**Objective:** Every entry needs to be printed exactly, please.

**Raw records:**
□ □ □ □
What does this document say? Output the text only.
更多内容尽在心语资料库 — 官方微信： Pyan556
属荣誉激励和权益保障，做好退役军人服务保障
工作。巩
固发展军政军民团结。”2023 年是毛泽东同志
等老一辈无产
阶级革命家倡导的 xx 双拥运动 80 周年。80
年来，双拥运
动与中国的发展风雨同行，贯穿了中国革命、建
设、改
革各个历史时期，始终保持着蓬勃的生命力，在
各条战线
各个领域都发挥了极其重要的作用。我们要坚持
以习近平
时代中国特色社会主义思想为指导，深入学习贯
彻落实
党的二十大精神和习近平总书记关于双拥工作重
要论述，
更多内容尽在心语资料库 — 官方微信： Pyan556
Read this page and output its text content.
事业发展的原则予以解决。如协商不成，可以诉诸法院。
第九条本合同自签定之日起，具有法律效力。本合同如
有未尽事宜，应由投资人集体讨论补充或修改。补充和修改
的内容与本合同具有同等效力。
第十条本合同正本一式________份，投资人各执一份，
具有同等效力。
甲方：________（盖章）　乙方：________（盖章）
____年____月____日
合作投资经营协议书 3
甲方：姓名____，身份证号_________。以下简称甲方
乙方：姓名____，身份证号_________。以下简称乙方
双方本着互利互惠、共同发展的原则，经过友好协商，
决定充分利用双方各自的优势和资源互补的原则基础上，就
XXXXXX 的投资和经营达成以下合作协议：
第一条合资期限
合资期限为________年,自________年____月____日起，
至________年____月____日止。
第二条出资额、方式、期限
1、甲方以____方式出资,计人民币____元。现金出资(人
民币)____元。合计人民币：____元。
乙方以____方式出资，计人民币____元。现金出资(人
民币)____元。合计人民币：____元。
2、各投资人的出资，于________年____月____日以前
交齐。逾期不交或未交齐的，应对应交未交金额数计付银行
□ □ □ □
**Written answer:**
What does this document say? Output the text only.
更多内容尽在心语资料库 — 官方微信： Pyan556
属荣誉激励和权益保障，做好退役军人服务保障
工作。巩
固发展军政军民团结。”2023 年是毛泽东同志
等老一辈无产
阶级革命家倡导的 xx 双拥运动 80 周年。80
年来，双拥运
动与中国的发展风雨同行，贯穿了中国革命、建
设、改
革各个历史时期，始终保持着蓬勃的生命力，在
各条战线
各个领域都发挥了极其重要的作用。我们要坚持
以习近平
时代中国特色社会主义思想为指导，深入学习贯
彻落实
党的二十大精神和习近平总书记关于双拥工作重
要论述，
更多内容尽在心语资料库 — 官方微信： Pyan556
Read this page and output its text content.
事业发展的原则予以解决。如协商不成，可以诉诸法院。
第九条本合同自签定之日起，具有法律效力。本合同如
有未尽事宜，应由投资人集体讨论补充或修改。补充和修改
的内容与本合同具有同等效力。
第十条本合同正本一式________份，投资人各执一份，
具有同等效力。
甲方：________（盖章）　乙方：________（盖章）
____年____月____日
合作投资经营协议书 3
甲方：姓名____，身份证号_________。以下简称甲方
乙方：姓名____，身份证号_________。以下简称乙方
双方本着互利互惠、共同发展的原则，经过友好协商，
决定充分利用双方各自的优势和资源互补的原则基础上，就
XXXXXX 的投资和经营达成以下合作协议：
第一条合资期限
合资期限为________年,自________年____月____日起，
至________年____月____日止。
第二条出资额、方式、期限
1、甲方以____方式出资,计人民币____元。现金出资(人
民币)____元。合计人民币：____元。
乙方以____方式出资，计人民币____元。现金出资(人
民币)____元。合计人民币：____元。
2、各投资人的出资，于________年____月____日以前
交齐。逾期不交或未交齐的，应对应交未交金额数计付银行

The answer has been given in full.